§ **What the task requires**
Copy each line below in which the string "persona" occurs.

Data excerpts

□ □ □ □ □ □ □

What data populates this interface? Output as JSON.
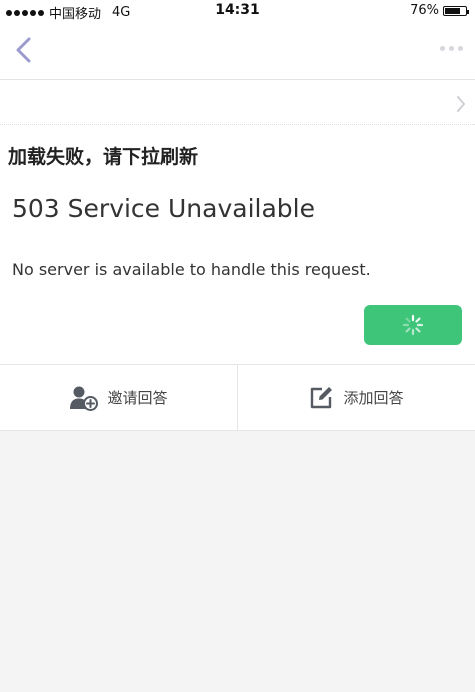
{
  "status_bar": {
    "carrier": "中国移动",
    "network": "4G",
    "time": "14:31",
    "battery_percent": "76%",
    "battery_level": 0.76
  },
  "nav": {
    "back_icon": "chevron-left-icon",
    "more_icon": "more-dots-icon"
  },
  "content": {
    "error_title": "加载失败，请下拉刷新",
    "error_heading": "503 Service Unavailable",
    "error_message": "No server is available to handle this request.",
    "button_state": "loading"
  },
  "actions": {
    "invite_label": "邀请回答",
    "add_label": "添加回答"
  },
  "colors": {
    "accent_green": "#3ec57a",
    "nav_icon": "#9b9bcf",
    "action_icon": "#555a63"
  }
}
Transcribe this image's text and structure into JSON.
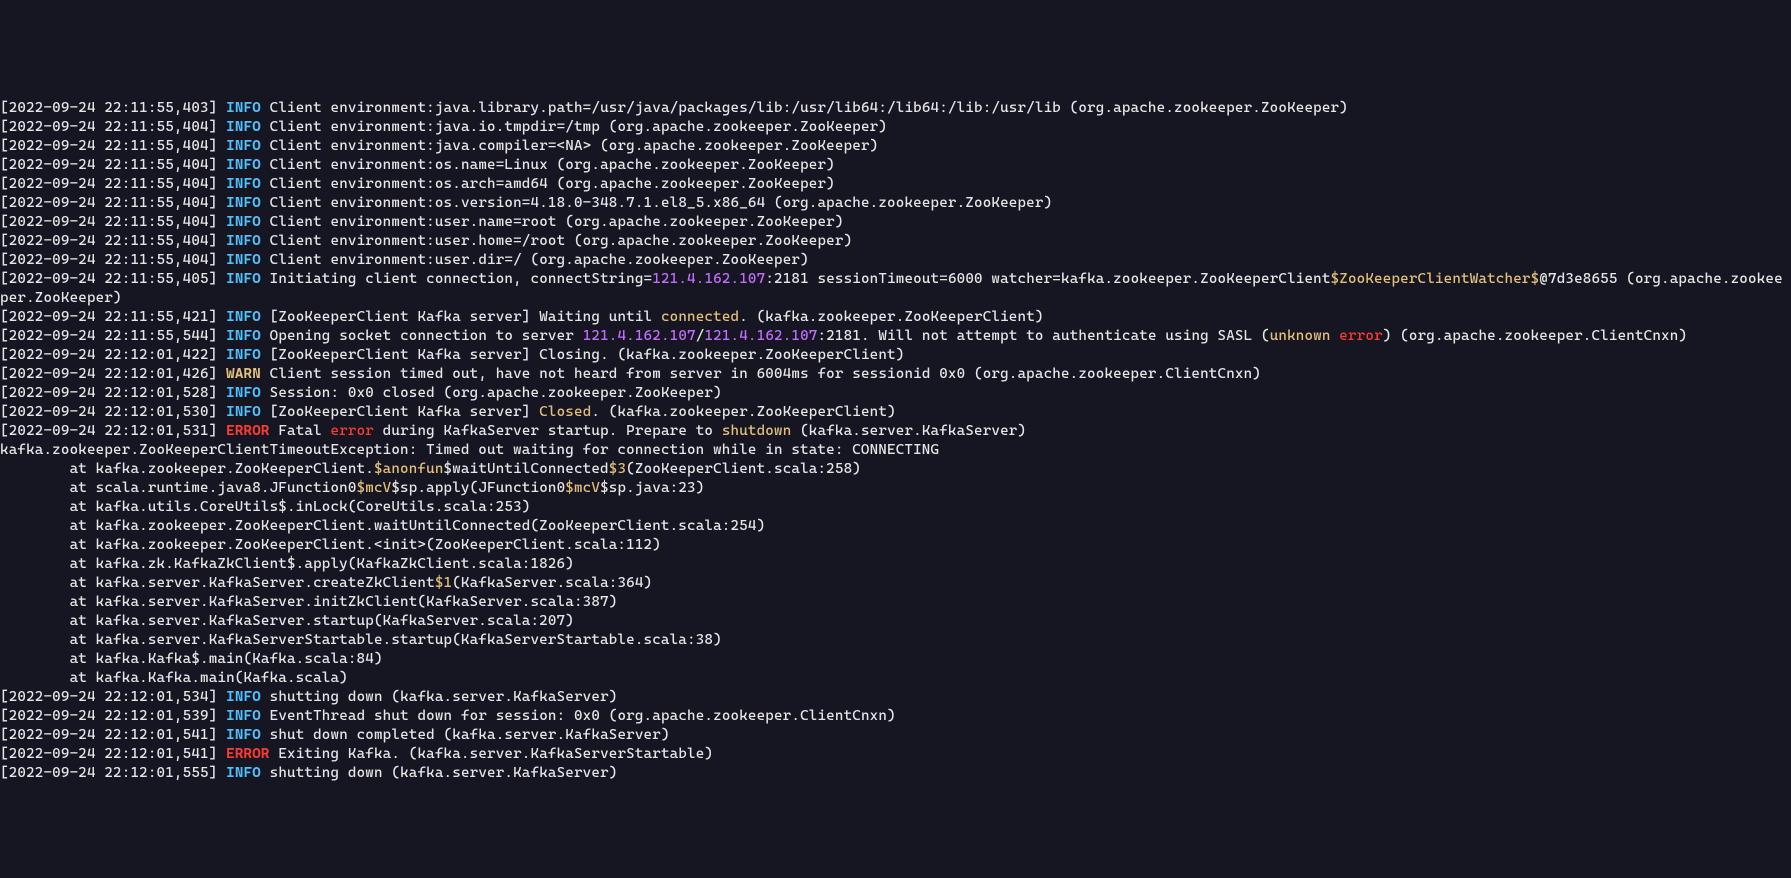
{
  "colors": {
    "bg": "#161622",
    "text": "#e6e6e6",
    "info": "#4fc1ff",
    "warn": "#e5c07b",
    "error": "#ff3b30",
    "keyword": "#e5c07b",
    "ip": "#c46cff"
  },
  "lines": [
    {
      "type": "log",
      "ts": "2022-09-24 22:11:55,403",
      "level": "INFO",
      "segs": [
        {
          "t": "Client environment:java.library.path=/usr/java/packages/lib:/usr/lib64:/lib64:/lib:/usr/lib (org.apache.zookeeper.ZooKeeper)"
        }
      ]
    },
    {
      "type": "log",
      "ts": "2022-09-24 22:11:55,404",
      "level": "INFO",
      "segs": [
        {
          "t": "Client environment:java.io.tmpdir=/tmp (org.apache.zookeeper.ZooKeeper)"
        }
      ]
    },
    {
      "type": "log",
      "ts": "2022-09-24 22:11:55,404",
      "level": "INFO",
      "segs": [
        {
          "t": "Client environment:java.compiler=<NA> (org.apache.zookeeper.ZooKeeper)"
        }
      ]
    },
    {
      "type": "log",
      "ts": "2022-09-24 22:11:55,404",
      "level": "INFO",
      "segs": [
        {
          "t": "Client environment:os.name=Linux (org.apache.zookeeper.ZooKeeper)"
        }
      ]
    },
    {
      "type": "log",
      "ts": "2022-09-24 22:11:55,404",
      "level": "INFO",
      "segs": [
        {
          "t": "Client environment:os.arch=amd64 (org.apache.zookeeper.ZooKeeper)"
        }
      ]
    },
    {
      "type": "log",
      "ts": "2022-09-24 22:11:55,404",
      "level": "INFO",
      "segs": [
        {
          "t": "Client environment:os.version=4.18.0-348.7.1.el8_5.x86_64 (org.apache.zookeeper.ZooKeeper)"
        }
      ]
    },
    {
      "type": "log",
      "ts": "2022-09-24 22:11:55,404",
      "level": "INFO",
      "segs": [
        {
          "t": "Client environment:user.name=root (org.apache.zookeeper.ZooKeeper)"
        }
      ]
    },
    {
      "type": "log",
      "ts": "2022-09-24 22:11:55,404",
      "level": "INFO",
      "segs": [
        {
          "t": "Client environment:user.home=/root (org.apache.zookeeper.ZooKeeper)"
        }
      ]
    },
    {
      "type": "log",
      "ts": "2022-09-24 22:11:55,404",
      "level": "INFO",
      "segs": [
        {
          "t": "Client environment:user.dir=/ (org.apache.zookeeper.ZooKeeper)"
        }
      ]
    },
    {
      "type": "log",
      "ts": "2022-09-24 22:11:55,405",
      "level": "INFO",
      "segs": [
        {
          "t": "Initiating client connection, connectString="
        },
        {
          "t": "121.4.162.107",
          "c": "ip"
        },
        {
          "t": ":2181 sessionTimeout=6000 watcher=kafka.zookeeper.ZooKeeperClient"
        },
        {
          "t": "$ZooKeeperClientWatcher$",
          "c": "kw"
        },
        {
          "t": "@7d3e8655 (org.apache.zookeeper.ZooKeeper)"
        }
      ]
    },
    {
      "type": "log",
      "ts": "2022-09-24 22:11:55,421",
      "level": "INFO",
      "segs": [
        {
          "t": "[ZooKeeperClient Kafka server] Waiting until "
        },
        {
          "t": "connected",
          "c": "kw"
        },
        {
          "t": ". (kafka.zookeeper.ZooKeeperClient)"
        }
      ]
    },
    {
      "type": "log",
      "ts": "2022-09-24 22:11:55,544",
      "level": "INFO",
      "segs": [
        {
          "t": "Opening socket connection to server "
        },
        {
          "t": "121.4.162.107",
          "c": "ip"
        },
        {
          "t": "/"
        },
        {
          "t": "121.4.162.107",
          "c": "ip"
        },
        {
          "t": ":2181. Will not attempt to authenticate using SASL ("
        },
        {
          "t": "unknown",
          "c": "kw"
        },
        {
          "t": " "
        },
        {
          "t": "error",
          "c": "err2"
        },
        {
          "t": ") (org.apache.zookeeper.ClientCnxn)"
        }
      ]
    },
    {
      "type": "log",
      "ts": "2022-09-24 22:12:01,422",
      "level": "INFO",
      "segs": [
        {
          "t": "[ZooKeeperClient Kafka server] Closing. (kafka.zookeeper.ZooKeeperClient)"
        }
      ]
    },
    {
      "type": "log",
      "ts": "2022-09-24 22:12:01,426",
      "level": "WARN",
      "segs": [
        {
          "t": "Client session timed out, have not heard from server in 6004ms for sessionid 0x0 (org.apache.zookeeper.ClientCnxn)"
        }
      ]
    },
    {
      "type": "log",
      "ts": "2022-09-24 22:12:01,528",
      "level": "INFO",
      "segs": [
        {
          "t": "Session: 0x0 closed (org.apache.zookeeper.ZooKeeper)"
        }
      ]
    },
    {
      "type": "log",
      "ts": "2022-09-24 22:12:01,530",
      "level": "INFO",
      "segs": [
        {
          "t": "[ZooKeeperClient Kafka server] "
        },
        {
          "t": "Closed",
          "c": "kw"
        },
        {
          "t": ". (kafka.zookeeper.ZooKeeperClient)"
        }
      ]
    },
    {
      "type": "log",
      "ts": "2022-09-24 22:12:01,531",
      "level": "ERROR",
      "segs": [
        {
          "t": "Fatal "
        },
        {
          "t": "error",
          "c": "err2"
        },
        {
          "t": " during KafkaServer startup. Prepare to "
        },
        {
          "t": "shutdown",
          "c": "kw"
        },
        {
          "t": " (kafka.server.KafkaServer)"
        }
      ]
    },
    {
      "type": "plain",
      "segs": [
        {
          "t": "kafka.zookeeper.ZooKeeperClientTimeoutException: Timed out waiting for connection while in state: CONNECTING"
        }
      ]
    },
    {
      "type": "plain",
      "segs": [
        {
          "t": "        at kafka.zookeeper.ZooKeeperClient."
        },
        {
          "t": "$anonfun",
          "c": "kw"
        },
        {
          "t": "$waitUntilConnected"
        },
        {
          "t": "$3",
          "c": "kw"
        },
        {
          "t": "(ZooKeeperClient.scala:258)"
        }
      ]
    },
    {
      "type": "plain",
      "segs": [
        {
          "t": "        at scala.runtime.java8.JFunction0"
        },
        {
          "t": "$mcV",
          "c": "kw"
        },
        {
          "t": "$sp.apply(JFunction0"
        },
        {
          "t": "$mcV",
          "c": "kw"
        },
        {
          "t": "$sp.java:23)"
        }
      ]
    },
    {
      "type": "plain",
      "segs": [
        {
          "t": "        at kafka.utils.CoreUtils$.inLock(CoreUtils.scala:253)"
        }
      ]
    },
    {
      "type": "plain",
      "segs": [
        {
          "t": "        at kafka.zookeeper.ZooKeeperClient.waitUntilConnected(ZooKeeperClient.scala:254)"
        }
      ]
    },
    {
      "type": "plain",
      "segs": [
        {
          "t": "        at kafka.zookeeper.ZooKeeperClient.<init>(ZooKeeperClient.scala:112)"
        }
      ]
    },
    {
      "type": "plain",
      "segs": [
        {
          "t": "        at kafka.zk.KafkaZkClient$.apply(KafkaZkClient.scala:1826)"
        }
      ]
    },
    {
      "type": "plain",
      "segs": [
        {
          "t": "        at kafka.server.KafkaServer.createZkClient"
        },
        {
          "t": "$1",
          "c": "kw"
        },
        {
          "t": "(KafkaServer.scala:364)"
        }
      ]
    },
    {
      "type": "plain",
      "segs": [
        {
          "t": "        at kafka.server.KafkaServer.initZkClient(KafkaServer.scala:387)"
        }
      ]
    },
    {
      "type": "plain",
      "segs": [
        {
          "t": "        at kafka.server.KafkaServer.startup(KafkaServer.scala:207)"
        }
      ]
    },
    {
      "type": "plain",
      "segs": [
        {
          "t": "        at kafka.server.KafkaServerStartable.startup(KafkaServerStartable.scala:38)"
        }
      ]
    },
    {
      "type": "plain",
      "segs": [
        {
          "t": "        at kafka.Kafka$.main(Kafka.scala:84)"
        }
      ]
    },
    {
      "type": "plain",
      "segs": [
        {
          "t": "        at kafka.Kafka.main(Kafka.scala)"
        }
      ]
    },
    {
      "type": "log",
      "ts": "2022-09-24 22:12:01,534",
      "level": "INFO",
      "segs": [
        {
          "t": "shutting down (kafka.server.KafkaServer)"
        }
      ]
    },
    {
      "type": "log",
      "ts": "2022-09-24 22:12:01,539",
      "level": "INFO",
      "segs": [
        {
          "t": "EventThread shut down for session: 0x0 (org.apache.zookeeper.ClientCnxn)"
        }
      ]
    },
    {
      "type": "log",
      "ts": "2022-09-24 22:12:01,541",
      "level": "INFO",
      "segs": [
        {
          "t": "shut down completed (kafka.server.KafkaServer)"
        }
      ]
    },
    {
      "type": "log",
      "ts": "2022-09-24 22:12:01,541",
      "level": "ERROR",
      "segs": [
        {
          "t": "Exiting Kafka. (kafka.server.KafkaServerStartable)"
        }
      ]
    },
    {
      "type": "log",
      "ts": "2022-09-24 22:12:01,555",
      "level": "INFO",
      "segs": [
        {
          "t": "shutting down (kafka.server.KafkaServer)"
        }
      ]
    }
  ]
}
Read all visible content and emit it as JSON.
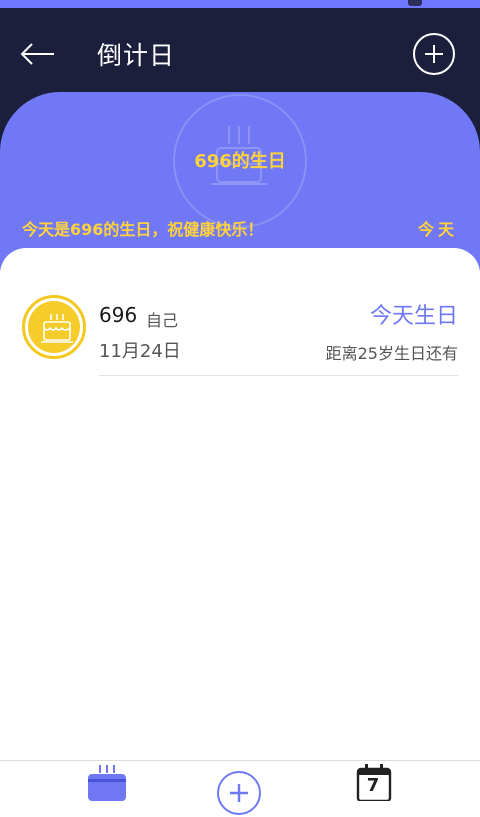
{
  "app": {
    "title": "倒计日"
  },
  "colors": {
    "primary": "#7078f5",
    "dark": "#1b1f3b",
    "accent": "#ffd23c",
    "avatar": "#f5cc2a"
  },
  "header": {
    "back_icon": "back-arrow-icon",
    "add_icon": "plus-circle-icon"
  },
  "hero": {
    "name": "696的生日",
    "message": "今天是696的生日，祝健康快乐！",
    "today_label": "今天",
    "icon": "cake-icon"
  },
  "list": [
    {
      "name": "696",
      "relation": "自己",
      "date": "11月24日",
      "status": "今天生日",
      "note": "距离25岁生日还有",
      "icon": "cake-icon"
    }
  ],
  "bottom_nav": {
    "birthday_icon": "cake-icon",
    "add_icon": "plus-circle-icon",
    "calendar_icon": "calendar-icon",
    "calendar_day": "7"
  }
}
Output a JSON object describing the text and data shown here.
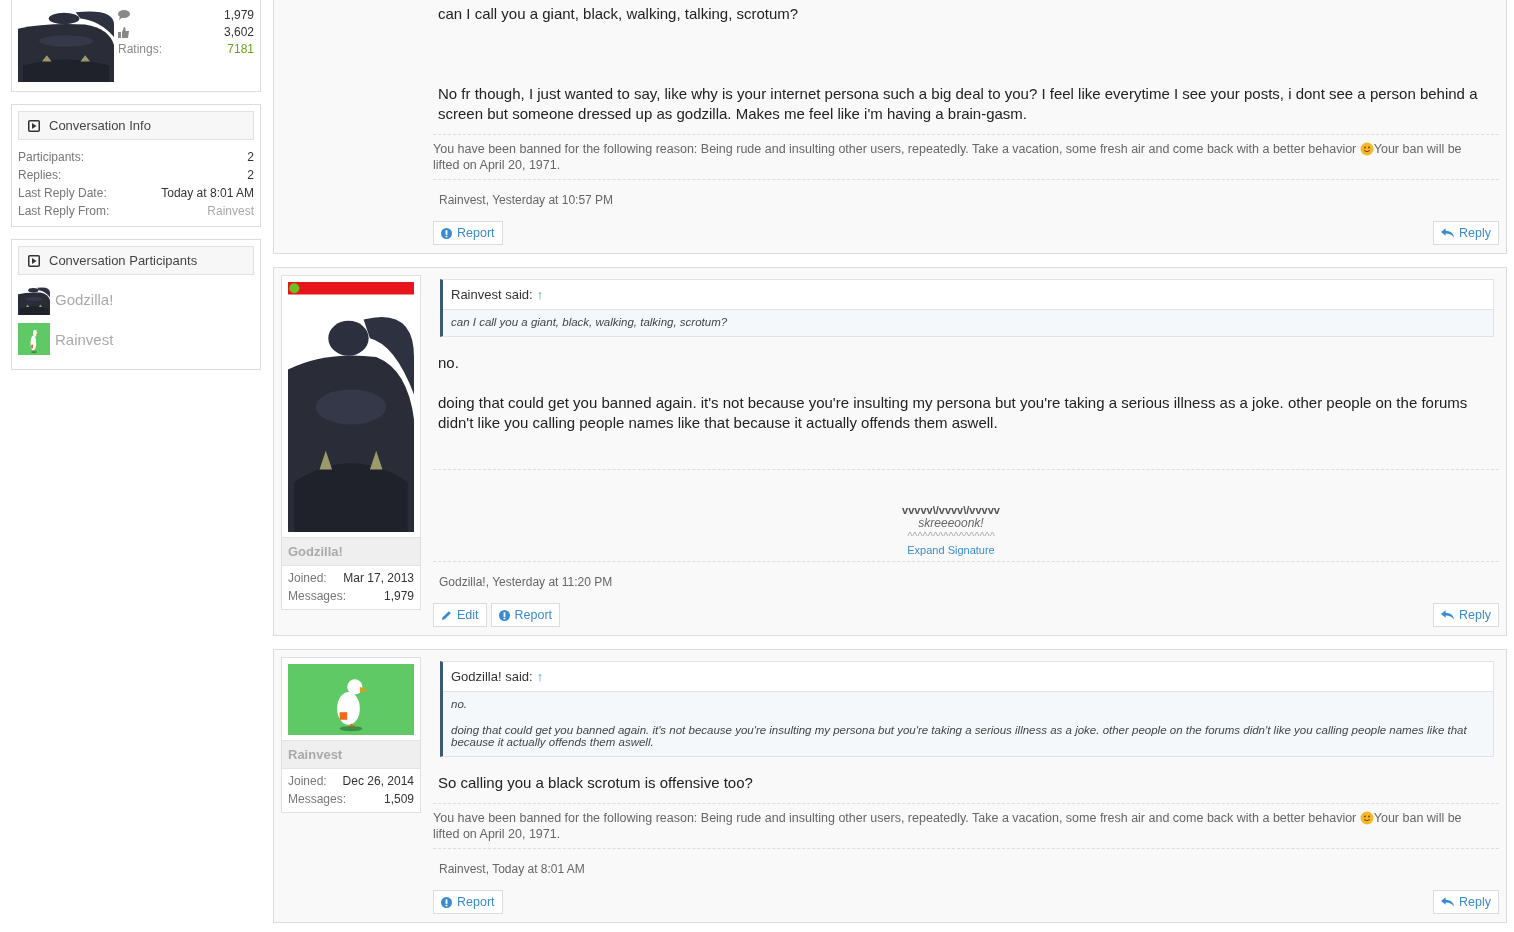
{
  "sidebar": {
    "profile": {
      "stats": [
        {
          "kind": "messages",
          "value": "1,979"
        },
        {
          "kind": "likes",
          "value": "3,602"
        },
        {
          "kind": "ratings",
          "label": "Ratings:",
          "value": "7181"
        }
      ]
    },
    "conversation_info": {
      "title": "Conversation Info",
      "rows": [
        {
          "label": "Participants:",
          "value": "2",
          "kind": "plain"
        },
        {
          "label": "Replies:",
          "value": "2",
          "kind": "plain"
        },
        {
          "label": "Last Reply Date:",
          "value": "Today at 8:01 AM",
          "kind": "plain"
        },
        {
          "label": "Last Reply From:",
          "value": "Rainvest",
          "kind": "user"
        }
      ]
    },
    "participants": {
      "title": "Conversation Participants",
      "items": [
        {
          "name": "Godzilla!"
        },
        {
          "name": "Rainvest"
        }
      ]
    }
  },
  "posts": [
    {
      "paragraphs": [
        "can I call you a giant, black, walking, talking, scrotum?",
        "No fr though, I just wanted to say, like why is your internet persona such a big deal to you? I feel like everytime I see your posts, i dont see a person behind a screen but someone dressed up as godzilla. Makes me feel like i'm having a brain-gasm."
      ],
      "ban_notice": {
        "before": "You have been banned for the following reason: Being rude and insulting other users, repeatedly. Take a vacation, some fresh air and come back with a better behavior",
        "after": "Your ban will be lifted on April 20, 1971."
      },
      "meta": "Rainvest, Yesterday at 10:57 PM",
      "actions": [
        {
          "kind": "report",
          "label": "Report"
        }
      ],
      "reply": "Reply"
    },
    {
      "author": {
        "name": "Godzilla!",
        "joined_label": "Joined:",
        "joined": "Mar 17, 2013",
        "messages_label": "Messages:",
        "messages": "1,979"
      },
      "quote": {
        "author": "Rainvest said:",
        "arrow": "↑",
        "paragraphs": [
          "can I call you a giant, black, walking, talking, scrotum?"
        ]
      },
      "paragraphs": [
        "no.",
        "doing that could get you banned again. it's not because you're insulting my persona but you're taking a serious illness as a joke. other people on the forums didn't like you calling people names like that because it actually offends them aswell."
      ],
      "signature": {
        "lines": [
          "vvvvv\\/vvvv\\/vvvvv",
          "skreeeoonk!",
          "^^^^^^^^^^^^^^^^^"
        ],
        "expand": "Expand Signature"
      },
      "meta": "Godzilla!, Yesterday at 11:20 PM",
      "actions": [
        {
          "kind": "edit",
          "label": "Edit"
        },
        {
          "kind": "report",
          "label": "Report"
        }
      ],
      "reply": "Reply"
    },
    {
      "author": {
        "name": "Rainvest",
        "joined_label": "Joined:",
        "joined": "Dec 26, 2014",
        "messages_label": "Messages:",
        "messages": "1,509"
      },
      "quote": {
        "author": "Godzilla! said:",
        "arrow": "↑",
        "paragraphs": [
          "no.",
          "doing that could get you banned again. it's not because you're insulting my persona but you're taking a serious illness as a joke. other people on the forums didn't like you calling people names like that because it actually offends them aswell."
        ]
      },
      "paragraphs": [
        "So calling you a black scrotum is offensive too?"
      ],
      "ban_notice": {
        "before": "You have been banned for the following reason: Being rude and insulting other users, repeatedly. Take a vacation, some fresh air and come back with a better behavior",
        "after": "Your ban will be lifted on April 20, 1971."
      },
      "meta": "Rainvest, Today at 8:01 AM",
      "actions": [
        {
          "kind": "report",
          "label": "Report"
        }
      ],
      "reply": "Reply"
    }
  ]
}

□ □ □ □ □ □ □

§ **Task answer**
        "No fr though, I just wanted to say, like why is your internet persona such a big deal to you? I feel like everytime I see your posts, i dont see a person behind a screen but someone dressed up as godzilla. Makes me feel like i'm having a brain-gasm."
        "doing that could get you banned again. it's not because you're insulting my persona but you're taking a serious illness as a joke. other people on the forums didn't like you calling people names like that because it actually offends them aswell."
          "doing that could get you banned again. it's not because you're insulting my persona but you're taking a serious illness as a joke. other people on the forums didn't like you calling people names like that because it actually offends them aswell."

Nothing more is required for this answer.